Data in this exercise start
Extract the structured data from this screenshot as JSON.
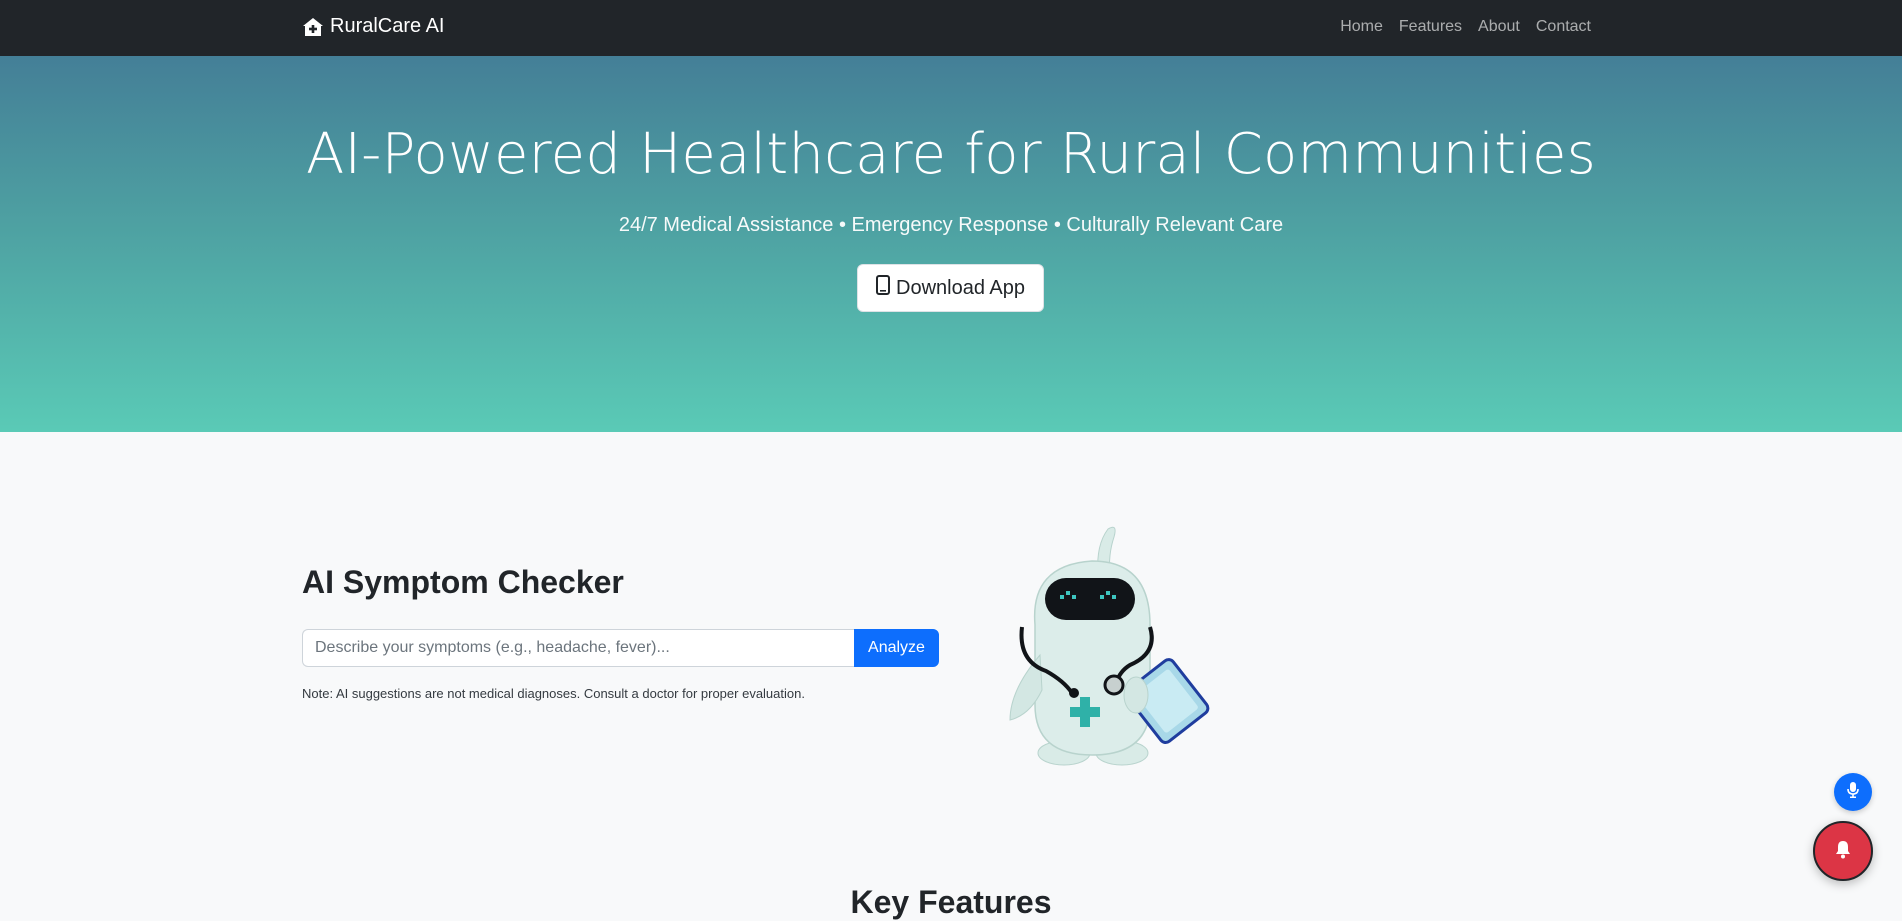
{
  "navbar": {
    "brand": "RuralCare AI",
    "brand_icon": "house-medical-icon",
    "links": [
      "Home",
      "Features",
      "About",
      "Contact"
    ]
  },
  "hero": {
    "title": "AI-Powered Healthcare for Rural Communities",
    "subtitle": "24/7 Medical Assistance • Emergency Response • Culturally Relevant Care",
    "download_label": "Download App",
    "download_icon": "phone-icon"
  },
  "checker": {
    "title": "AI Symptom Checker",
    "placeholder": "Describe your symptoms (e.g., headache, fever)...",
    "analyze_label": "Analyze",
    "note": "Note: AI suggestions are not medical diagnoses. Consult a doctor for proper evaluation."
  },
  "features": {
    "title": "Key Features"
  },
  "floating": {
    "mic_icon": "microphone-icon",
    "emergency_icon": "bell-icon"
  },
  "colors": {
    "navbar": "#212529",
    "hero_top": "#447f97",
    "hero_bottom": "#5acab6",
    "primary": "#0d6efd",
    "danger": "#dc3545"
  }
}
Data in this exercise end
Repeat the material above in full and unchanged, minus its images.

- Result of this exercise
Extract the structured data from this screenshot as JSON.
{
  "navbar": {
    "brand": "RuralCare AI",
    "brand_icon": "house-medical-icon",
    "links": [
      "Home",
      "Features",
      "About",
      "Contact"
    ]
  },
  "hero": {
    "title": "AI-Powered Healthcare for Rural Communities",
    "subtitle": "24/7 Medical Assistance • Emergency Response • Culturally Relevant Care",
    "download_label": "Download App",
    "download_icon": "phone-icon"
  },
  "checker": {
    "title": "AI Symptom Checker",
    "placeholder": "Describe your symptoms (e.g., headache, fever)...",
    "analyze_label": "Analyze",
    "note": "Note: AI suggestions are not medical diagnoses. Consult a doctor for proper evaluation."
  },
  "features": {
    "title": "Key Features"
  },
  "floating": {
    "mic_icon": "microphone-icon",
    "emergency_icon": "bell-icon"
  },
  "colors": {
    "navbar": "#212529",
    "hero_top": "#447f97",
    "hero_bottom": "#5acab6",
    "primary": "#0d6efd",
    "danger": "#dc3545"
  }
}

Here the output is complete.